**WHAT IS ASKED**
Give the number of lines that include the word "text", and nothing else.

Data extracted from a collection:

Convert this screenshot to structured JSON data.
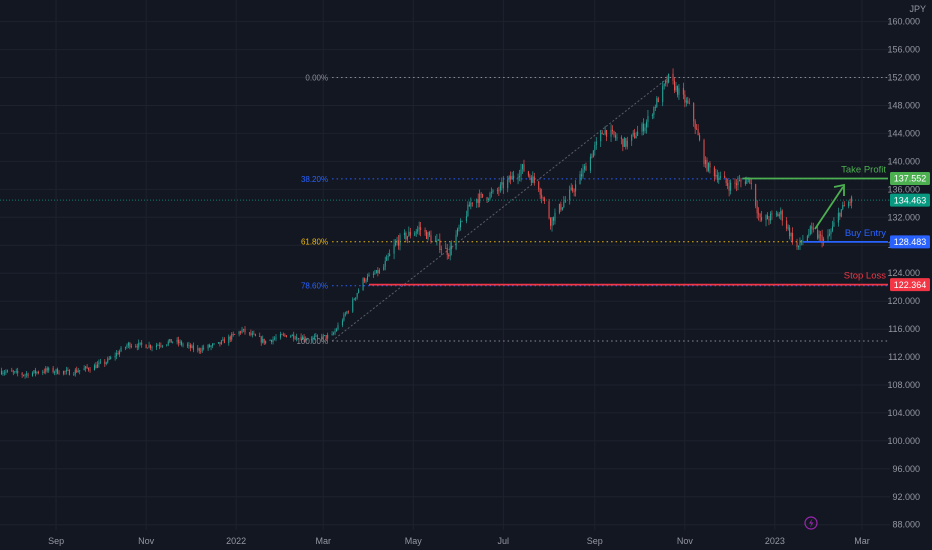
{
  "chart_data": {
    "type": "candlestick",
    "currency_label": "JPY",
    "y_range": [
      87,
      160
    ],
    "y_ticks": [
      "160.000",
      "156.000",
      "152.000",
      "148.000",
      "144.000",
      "140.000",
      "136.000",
      "132.000",
      "128.000",
      "124.000",
      "120.000",
      "116.000",
      "112.000",
      "108.000",
      "104.000",
      "100.000",
      "96.000",
      "92.000",
      "88.000"
    ],
    "y_tick_values": [
      160,
      156,
      152,
      148,
      144,
      140,
      136,
      132,
      128,
      124,
      120,
      116,
      112,
      108,
      104,
      100,
      96,
      92,
      88
    ],
    "x_ticks": [
      "Sep",
      "Nov",
      "2022",
      "Mar",
      "May",
      "Jul",
      "Sep",
      "Nov",
      "2023",
      "Mar"
    ],
    "x_tick_dates": [
      "2021-09-01",
      "2021-11-01",
      "2022-01-01",
      "2022-03-01",
      "2022-05-01",
      "2022-07-01",
      "2022-09-01",
      "2022-11-01",
      "2023-01-01",
      "2023-03-01"
    ],
    "x_range": [
      "2021-07-25",
      "2023-03-20"
    ],
    "price_path": [
      [
        "2021-07-25",
        110.0
      ],
      [
        "2021-08-10",
        109.5
      ],
      [
        "2021-08-25",
        110.1
      ],
      [
        "2021-09-10",
        109.8
      ],
      [
        "2021-09-25",
        110.5
      ],
      [
        "2021-10-05",
        111.3
      ],
      [
        "2021-10-20",
        113.8
      ],
      [
        "2021-11-05",
        113.6
      ],
      [
        "2021-11-20",
        114.3
      ],
      [
        "2021-12-05",
        113.0
      ],
      [
        "2021-12-20",
        113.8
      ],
      [
        "2022-01-05",
        115.8
      ],
      [
        "2022-01-20",
        114.2
      ],
      [
        "2022-02-05",
        115.2
      ],
      [
        "2022-02-20",
        114.6
      ],
      [
        "2022-03-07",
        115.0
      ],
      [
        "2022-03-20",
        119.5
      ],
      [
        "2022-03-28",
        123.0
      ],
      [
        "2022-04-10",
        124.5
      ],
      [
        "2022-04-20",
        128.5
      ],
      [
        "2022-05-05",
        130.4
      ],
      [
        "2022-05-20",
        127.8
      ],
      [
        "2022-05-25",
        127.0
      ],
      [
        "2022-06-10",
        134.5
      ],
      [
        "2022-06-25",
        135.4
      ],
      [
        "2022-07-14",
        139.0
      ],
      [
        "2022-07-25",
        136.5
      ],
      [
        "2022-08-02",
        131.5
      ],
      [
        "2022-08-20",
        136.8
      ],
      [
        "2022-09-07",
        144.5
      ],
      [
        "2022-09-22",
        142.5
      ],
      [
        "2022-10-05",
        145.2
      ],
      [
        "2022-10-21",
        151.9
      ],
      [
        "2022-11-05",
        147.5
      ],
      [
        "2022-11-15",
        139.5
      ],
      [
        "2022-12-01",
        136.5
      ],
      [
        "2022-12-15",
        137.5
      ],
      [
        "2022-12-22",
        131.5
      ],
      [
        "2023-01-05",
        132.5
      ],
      [
        "2023-01-16",
        127.6
      ],
      [
        "2023-01-25",
        130.0
      ],
      [
        "2023-02-05",
        128.5
      ],
      [
        "2023-02-14",
        132.8
      ],
      [
        "2023-02-22",
        134.5
      ]
    ],
    "fibonacci": [
      {
        "label": "0.00%",
        "price": 152.0,
        "color": "#8a8d95"
      },
      {
        "label": "38.20%",
        "price": 137.5,
        "color": "#2962ff"
      },
      {
        "label": "61.80%",
        "price": 128.5,
        "color": "#f0b90b"
      },
      {
        "label": "78.60%",
        "price": 122.2,
        "color": "#2962ff"
      },
      {
        "label": "100.00%",
        "price": 114.3,
        "color": "#8a8d95"
      }
    ],
    "fib_line_color": "#787b86",
    "annotations": [
      {
        "label": "Take Profit",
        "price": 137.552,
        "color": "#4caf50",
        "start": "2022-12-10"
      },
      {
        "label": "Buy Entry",
        "price": 128.483,
        "color": "#2962ff",
        "start": "2023-01-20"
      },
      {
        "label": "Stop Loss",
        "price": 122.364,
        "color": "#f23645",
        "start": "2022-04-01"
      }
    ],
    "price_labels": [
      {
        "text": "137.552",
        "price": 137.552,
        "bg": "#4caf50",
        "fg": "#ffffff"
      },
      {
        "text": "134.463",
        "price": 134.463,
        "bg": "#089981",
        "fg": "#ffffff"
      },
      {
        "text": "128.483",
        "price": 128.483,
        "bg": "#2962ff",
        "fg": "#ffffff"
      },
      {
        "text": "122.364",
        "price": 122.364,
        "bg": "#f23645",
        "fg": "#ffffff"
      }
    ],
    "current_price": 134.463,
    "up_color": "#26a69a",
    "down_color": "#ef5350",
    "arrow_color": "#4caf50",
    "grid": true,
    "background": "#131722"
  }
}
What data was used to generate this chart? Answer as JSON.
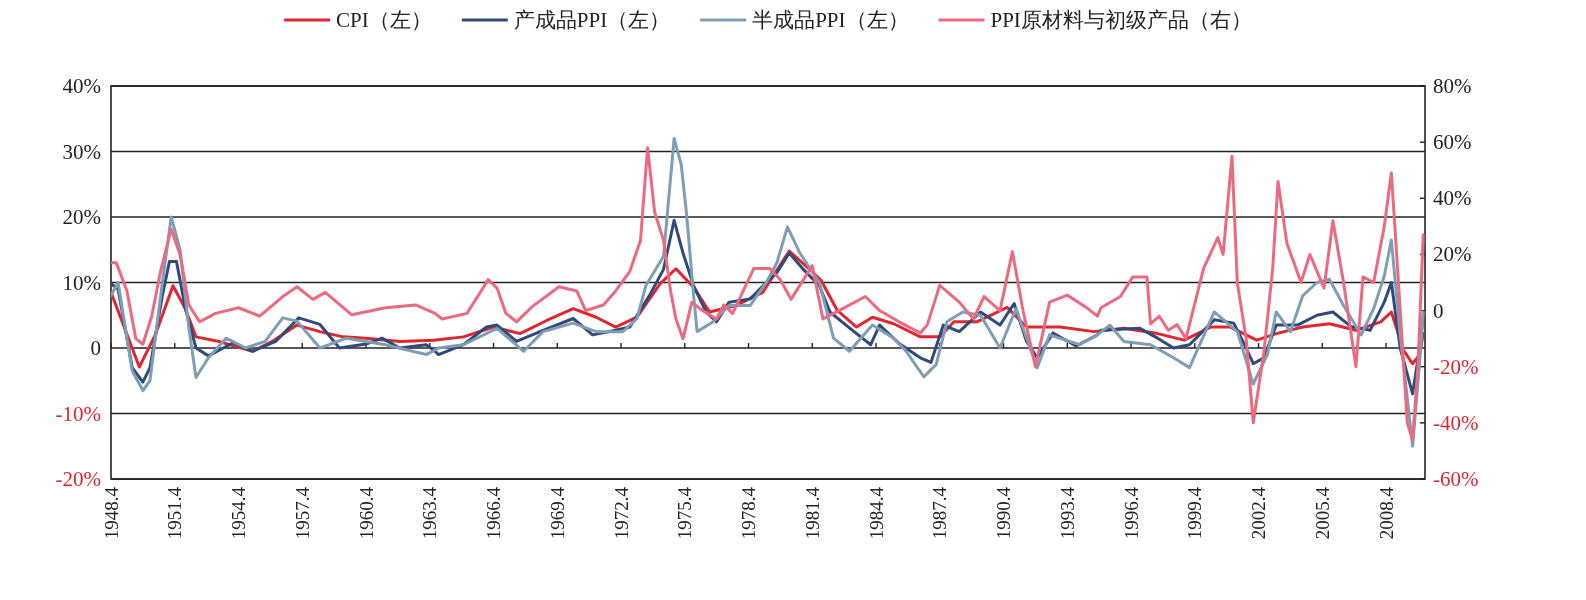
{
  "chart_data": {
    "type": "line",
    "legend": "top",
    "grid": "y",
    "xlim": [
      "1948-04",
      "2010-02"
    ],
    "xticks": [
      {
        "value": "1948-04",
        "label": "1948.4"
      },
      {
        "value": "1951-04",
        "label": "1951.4"
      },
      {
        "value": "1954-04",
        "label": "1954.4"
      },
      {
        "value": "1957-04",
        "label": "1957.4"
      },
      {
        "value": "1960-04",
        "label": "1960.4"
      },
      {
        "value": "1963-04",
        "label": "1963.4"
      },
      {
        "value": "1966-04",
        "label": "1966.4"
      },
      {
        "value": "1969-04",
        "label": "1969.4"
      },
      {
        "value": "1972-04",
        "label": "1972.4"
      },
      {
        "value": "1975-04",
        "label": "1975.4"
      },
      {
        "value": "1978-04",
        "label": "1978.4"
      },
      {
        "value": "1981-04",
        "label": "1981.4"
      },
      {
        "value": "1984-04",
        "label": "1984.4"
      },
      {
        "value": "1987-04",
        "label": "1987.4"
      },
      {
        "value": "1990-04",
        "label": "1990.4"
      },
      {
        "value": "1993-04",
        "label": "1993.4"
      },
      {
        "value": "1996-04",
        "label": "1996.4"
      },
      {
        "value": "1999-04",
        "label": "1999.4"
      },
      {
        "value": "2002-04",
        "label": "2002.4"
      },
      {
        "value": "2005-04",
        "label": "2005.4"
      },
      {
        "value": "2008-04",
        "label": "2008.4"
      }
    ],
    "ylim": [
      -20,
      40
    ],
    "yticks": [
      {
        "value": -20,
        "label": "-20%"
      },
      {
        "value": -10,
        "label": "-10%"
      },
      0,
      {
        "value": 10,
        "label": "10%"
      },
      {
        "value": 20,
        "label": "20%"
      },
      {
        "value": 30,
        "label": "30%"
      },
      {
        "value": 40,
        "label": "40%"
      }
    ],
    "y2lim": [
      -60,
      80
    ],
    "y2ticks": [
      {
        "value": -60,
        "label": "-60%"
      },
      {
        "value": -40,
        "label": "-40%"
      },
      {
        "value": -20,
        "label": "-20%"
      },
      0,
      {
        "value": 20,
        "label": "20%"
      },
      {
        "value": 40,
        "label": "40%"
      },
      {
        "value": 60,
        "label": "60%"
      },
      {
        "value": 80,
        "label": "80%"
      }
    ],
    "series": [
      {
        "name": "CPI（左）",
        "color": "#e0262f",
        "x": [
          "1948-04",
          "1949-08",
          "1950-05",
          "1951-03",
          "1951-10",
          "1952-04",
          "1953-05",
          "1954-12",
          "1955-11",
          "1957-01",
          "1958-02",
          "1959-03",
          "1960-04",
          "1961-11",
          "1963-06",
          "1964-11",
          "1966-04",
          "1967-07",
          "1968-10",
          "1970-01",
          "1971-02",
          "1972-01",
          "1973-01",
          "1974-02",
          "1974-11",
          "1975-09",
          "1976-06",
          "1977-09",
          "1978-12",
          "1980-03",
          "1981-03",
          "1981-09",
          "1982-06",
          "1983-05",
          "1984-02",
          "1985-02",
          "1986-05",
          "1987-04",
          "1987-12",
          "1989-01",
          "1990-06",
          "1991-05",
          "1992-12",
          "1994-07",
          "1995-12",
          "1997-07",
          "1998-10",
          "2000-01",
          "2000-12",
          "2002-03",
          "2003-02",
          "2004-05",
          "2005-08",
          "2006-11",
          "2008-01",
          "2008-07",
          "2009-02",
          "2009-07",
          "2009-11",
          "2010-01"
        ],
        "values": [
          8.5,
          -2.9,
          2,
          9.5,
          6,
          1.7,
          1,
          -0.5,
          1,
          3.5,
          2.5,
          1.7,
          1.5,
          1,
          1.2,
          1.7,
          3.2,
          2.2,
          4.2,
          6,
          4.7,
          3.2,
          4.7,
          9.8,
          12.1,
          9.3,
          5.5,
          6.5,
          8.5,
          14.8,
          11.9,
          10.3,
          5.8,
          3.2,
          4.7,
          3.7,
          1.7,
          1.7,
          4,
          4,
          6.2,
          3.2,
          3.2,
          2.5,
          3,
          2.2,
          1.2,
          3.2,
          3.2,
          1.2,
          2.2,
          3.2,
          3.7,
          2.7,
          4,
          5.5,
          -0.4,
          -2.4,
          -1,
          2.2
        ]
      },
      {
        "name": "产成品PPI（左）",
        "color": "#2f4b7c",
        "x": [
          "1948-04",
          "1948-08",
          "1949-04",
          "1949-10",
          "1950-02",
          "1950-09",
          "1951-01",
          "1951-05",
          "1951-10",
          "1952-04",
          "1952-11",
          "1954-01",
          "1954-12",
          "1956-01",
          "1957-02",
          "1958-02",
          "1959-01",
          "1960-04",
          "1961-01",
          "1961-11",
          "1963-02",
          "1963-07",
          "1963-09",
          "1964-11",
          "1965-12",
          "1966-06",
          "1967-05",
          "1968-08",
          "1970-01",
          "1970-12",
          "1972-01",
          "1972-09",
          "1973-08",
          "1974-04",
          "1974-10",
          "1975-03",
          "1975-09",
          "1976-04",
          "1976-10",
          "1977-05",
          "1978-05",
          "1979-02",
          "1979-08",
          "1980-03",
          "1980-11",
          "1981-08",
          "1982-02",
          "1982-11",
          "1984-01",
          "1984-06",
          "1985-05",
          "1986-05",
          "1986-11",
          "1987-06",
          "1988-03",
          "1989-03",
          "1990-02",
          "1990-10",
          "1991-05",
          "1991-11",
          "1992-08",
          "1993-09",
          "1994-09",
          "1994-11",
          "1996-09",
          "1997-07",
          "1998-04",
          "1999-01",
          "2000-03",
          "2001-02",
          "2001-09",
          "2002-01",
          "2002-07",
          "2003-02",
          "2004-02",
          "2005-01",
          "2005-10",
          "2006-08",
          "2007-07",
          "2008-03",
          "2008-07",
          "2008-12",
          "2009-07",
          "2009-11",
          "2010-01"
        ],
        "values": [
          9.8,
          9,
          -3,
          -5.2,
          -3,
          8,
          13.2,
          13.2,
          6,
          0,
          -1.2,
          0.8,
          -0.5,
          1,
          4.6,
          3.6,
          0,
          0.6,
          1.5,
          0,
          0.5,
          -0.5,
          -1,
          0.5,
          3.2,
          3.5,
          1,
          2.7,
          4.5,
          2,
          2.7,
          3.2,
          8,
          12,
          19.5,
          14.5,
          9.5,
          5.5,
          4,
          7,
          7.5,
          10,
          11.5,
          14.5,
          12,
          9.5,
          5.5,
          3.5,
          0.5,
          3.5,
          0.7,
          -1.5,
          -2.2,
          3.5,
          2.5,
          5.5,
          3.5,
          6.8,
          1,
          -1.5,
          2.3,
          0.3,
          2,
          2.7,
          3,
          1.5,
          0,
          0.5,
          4.3,
          3.8,
          0,
          -2.4,
          -1.5,
          3.5,
          3.5,
          5,
          5.5,
          3.3,
          2.7,
          7,
          10,
          0,
          -7,
          0,
          5
        ]
      },
      {
        "name": "半成品PPI（左）",
        "color": "#7f9db5",
        "x": [
          "1948-04",
          "1948-08",
          "1949-04",
          "1949-10",
          "1950-02",
          "1950-09",
          "1951-02",
          "1951-07",
          "1951-12",
          "1952-04",
          "1952-11",
          "1953-09",
          "1954-08",
          "1955-07",
          "1956-05",
          "1957-01",
          "1958-02",
          "1959-05",
          "1961-03",
          "1963-02",
          "1963-09",
          "1964-11",
          "1966-06",
          "1967-09",
          "1968-08",
          "1970-01",
          "1971-02",
          "1972-05",
          "1973-01",
          "1973-06",
          "1974-04",
          "1974-10",
          "1975-02",
          "1975-05",
          "1975-09",
          "1975-11",
          "1976-08",
          "1977-05",
          "1978-05",
          "1979-02",
          "1979-08",
          "1980-02",
          "1980-09",
          "1981-08",
          "1982-04",
          "1983-01",
          "1984-02",
          "1985-02",
          "1985-09",
          "1986-07",
          "1987-02",
          "1987-08",
          "1988-05",
          "1989-03",
          "1990-02",
          "1990-11",
          "1991-07",
          "1991-11",
          "1992-06",
          "1993-11",
          "1994-09",
          "1995-04",
          "1995-12",
          "1997-03",
          "1998-04",
          "1999-01",
          "2000-03",
          "2001-04",
          "2002-01",
          "2002-09",
          "2003-02",
          "2003-10",
          "2004-05",
          "2005-01",
          "2005-08",
          "2006-04",
          "2007-02",
          "2007-09",
          "2008-03",
          "2008-07",
          "2008-12",
          "2009-07",
          "2009-11",
          "2010-01"
        ],
        "values": [
          8,
          10,
          -3.5,
          -6.5,
          -5,
          10,
          20,
          15,
          3,
          -4.5,
          -1.5,
          1.5,
          0,
          1,
          4.6,
          4.1,
          0,
          1.5,
          0.5,
          -1,
          0,
          0.5,
          3,
          -0.5,
          2.5,
          3.8,
          2.5,
          2.5,
          4.5,
          9.5,
          14,
          32,
          28,
          20.5,
          8,
          2.5,
          4,
          6.5,
          6.5,
          10,
          13,
          18.5,
          14.5,
          10,
          1.5,
          -0.5,
          3.5,
          1.5,
          -0.5,
          -4.4,
          -2.5,
          4,
          5.5,
          5,
          0,
          6,
          0,
          -3,
          2,
          0.5,
          2,
          3.5,
          1,
          0.5,
          -1.5,
          -3,
          5.5,
          2.5,
          -5.5,
          -1,
          5.5,
          2.5,
          8,
          10,
          10.5,
          6.5,
          2,
          6,
          11,
          16.5,
          2,
          -15,
          -2,
          5.5
        ]
      },
      {
        "name": "PPI原材料与初级产品（右）",
        "color": "#eb6a80",
        "axis": "y2",
        "x": [
          "1948-04",
          "1948-07",
          "1949-01",
          "1949-06",
          "1949-10",
          "1950-03",
          "1950-08",
          "1951-02",
          "1951-07",
          "1951-12",
          "1952-06",
          "1953-03",
          "1954-04",
          "1955-04",
          "1956-05",
          "1957-01",
          "1957-10",
          "1958-05",
          "1959-08",
          "1961-03",
          "1962-08",
          "1963-07",
          "1963-11",
          "1965-01",
          "1966-01",
          "1966-06",
          "1966-11",
          "1967-05",
          "1968-02",
          "1969-05",
          "1970-03",
          "1970-08",
          "1971-06",
          "1972-01",
          "1972-09",
          "1973-03",
          "1973-07",
          "1973-11",
          "1974-04",
          "1974-08",
          "1974-11",
          "1975-03",
          "1975-08",
          "1976-02",
          "1976-10",
          "1977-02",
          "1977-07",
          "1978-07",
          "1979-04",
          "1979-10",
          "1980-04",
          "1981-04",
          "1981-10",
          "1982-07",
          "1983-10",
          "1984-06",
          "1985-05",
          "1986-05",
          "1986-09",
          "1987-04",
          "1988-03",
          "1988-11",
          "1989-05",
          "1990-02",
          "1990-09",
          "1991-03",
          "1991-10",
          "1992-06",
          "1993-04",
          "1994-03",
          "1994-09",
          "1994-11",
          "1995-10",
          "1996-05",
          "1997-01",
          "1997-03",
          "1997-08",
          "1998-01",
          "1998-06",
          "1998-11",
          "1999-09",
          "2000-05",
          "2000-08",
          "2001-01",
          "2001-04",
          "2001-09",
          "2002-01",
          "2002-07",
          "2002-12",
          "2003-03",
          "2003-08",
          "2004-04",
          "2004-09",
          "2005-05",
          "2005-10",
          "2006-04",
          "2006-11",
          "2007-03",
          "2007-09",
          "2008-03",
          "2008-07",
          "2008-10",
          "2009-04",
          "2009-07",
          "2009-10",
          "2010-01"
        ],
        "values": [
          17,
          17,
          7,
          -10,
          -12,
          -2,
          14,
          29,
          20,
          2,
          -4,
          -1,
          1,
          -2,
          5,
          8.5,
          4,
          6.5,
          -1.5,
          1,
          2,
          -1,
          -3,
          -1,
          11,
          8,
          -1,
          -4,
          1.5,
          8.5,
          7,
          0,
          2,
          7,
          14,
          25,
          58,
          35,
          25,
          7,
          -3,
          -10,
          3,
          0,
          -3,
          2,
          -1,
          15,
          15,
          11,
          4,
          16,
          -3,
          0,
          5,
          0,
          -4,
          -8,
          -5,
          9,
          3,
          -3,
          5,
          0,
          21,
          0,
          -20,
          3,
          5.5,
          1,
          -2,
          1,
          5,
          12,
          12,
          -4.7,
          -2,
          -7,
          -5,
          -10,
          15,
          26,
          20,
          55,
          10,
          -10,
          -40,
          -15,
          15,
          46,
          24,
          10,
          20,
          8,
          32,
          10,
          -20,
          12,
          10,
          30,
          49,
          20,
          -40,
          -46,
          -20,
          27
        ]
      }
    ]
  }
}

**EXERCISE ANSWER**
4